## begin

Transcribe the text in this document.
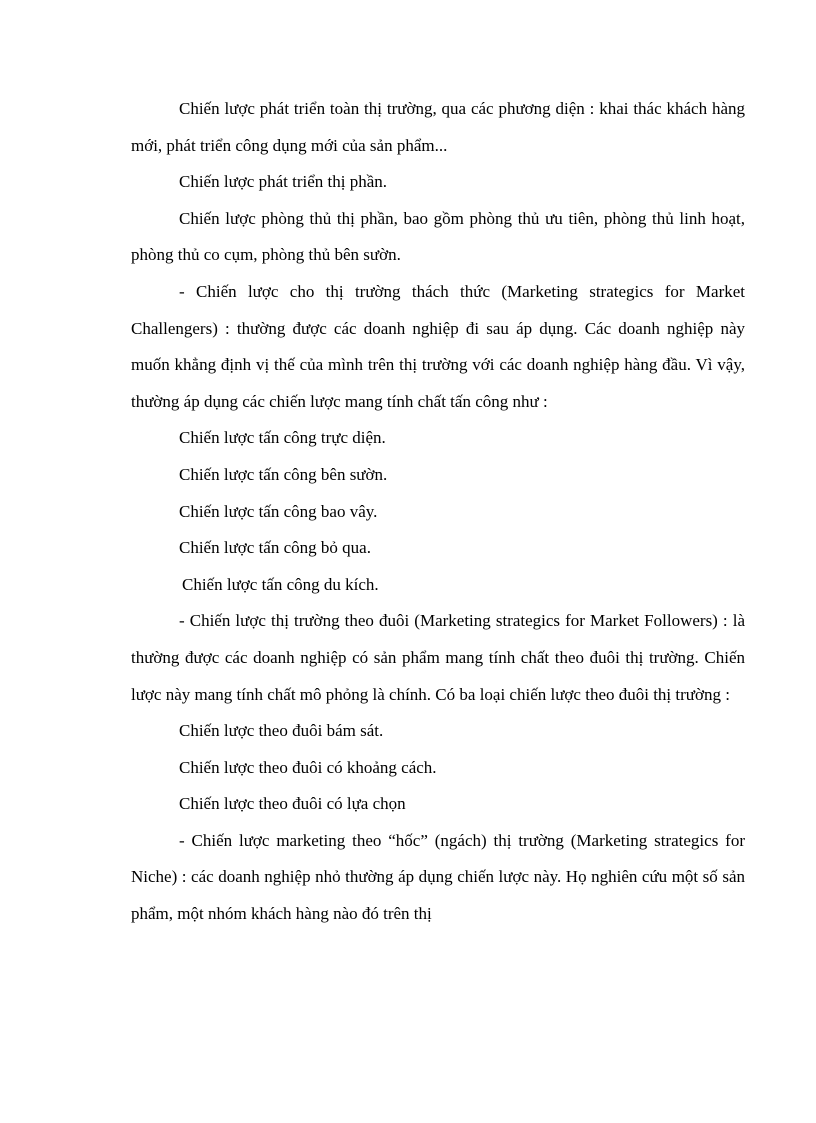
Chiến lược phát triển toàn thị trường, qua các phương diện : khai thác khách hàng mới, phát triển công dụng mới của sản phẩm...

Chiến lược phát triển thị phần.

Chiến lược phòng thủ thị phần, bao gồm phòng thủ ưu tiên, phòng thủ linh hoạt, phòng thủ co cụm, phòng thủ bên sườn.

- Chiến lược cho thị trường thách thức (Marketing strategics for Market Challengers) : thường được các doanh nghiệp đi sau áp dụng. Các doanh nghiệp này muốn khẳng định vị thế của mình trên thị trường với các doanh nghiệp hàng đầu. Vì vậy, thường áp dụng các chiến lược mang tính chất tấn công như :

Chiến lược tấn công trực diện.

Chiến lược tấn công bên sườn.

Chiến lược tấn công bao vây.

Chiến lược tấn công bỏ qua.

Chiến lược tấn công du kích.

- Chiến lược thị trường theo đuôi (Marketing strategics for Market Followers) : là thường được các doanh nghiệp có sản phẩm mang tính chất theo đuôi thị trường. Chiến lược này mang tính chất mô phỏng là chính. Có ba loại chiến lược theo đuôi thị trường :

Chiến lược theo đuôi bám sát.

Chiến lược theo đuôi có khoảng cách.

Chiến lược theo đuôi có lựa chọn

- Chiến lược marketing theo “hốc” (ngách) thị trường (Marketing strategics for Niche) : các doanh nghiệp nhỏ thường áp dụng chiến lược này. Họ nghiên cứu một số sản phẩm, một nhóm khách hàng nào đó trên thị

## end

_Your goal_
Pick out the lines above containing the word "trường", then copy them.

_Written answer_
Chiến lược phát triển toàn thị trường, qua các phương diện : khai thác khách hàng mới, phát triển công dụng mới của sản phẩm...
- Chiến lược cho thị trường thách thức (Marketing strategics for Market Challengers) : thường được các doanh nghiệp đi sau áp dụng. Các doanh nghiệp này muốn khẳng định vị thế của mình trên thị trường với các doanh nghiệp hàng đầu. Vì vậy, thường áp dụng các chiến lược mang tính chất tấn công như :
- Chiến lược thị trường theo đuôi (Marketing strategics for Market Followers) : là thường được các doanh nghiệp có sản phẩm mang tính chất theo đuôi thị trường. Chiến lược này mang tính chất mô phỏng là chính. Có ba loại chiến lược theo đuôi thị trường :
- Chiến lược marketing theo “hốc” (ngách) thị trường (Marketing strategics for Niche) : các doanh nghiệp nhỏ thường áp dụng chiến lược này. Họ nghiên cứu một số sản phẩm, một nhóm khách hàng nào đó trên thị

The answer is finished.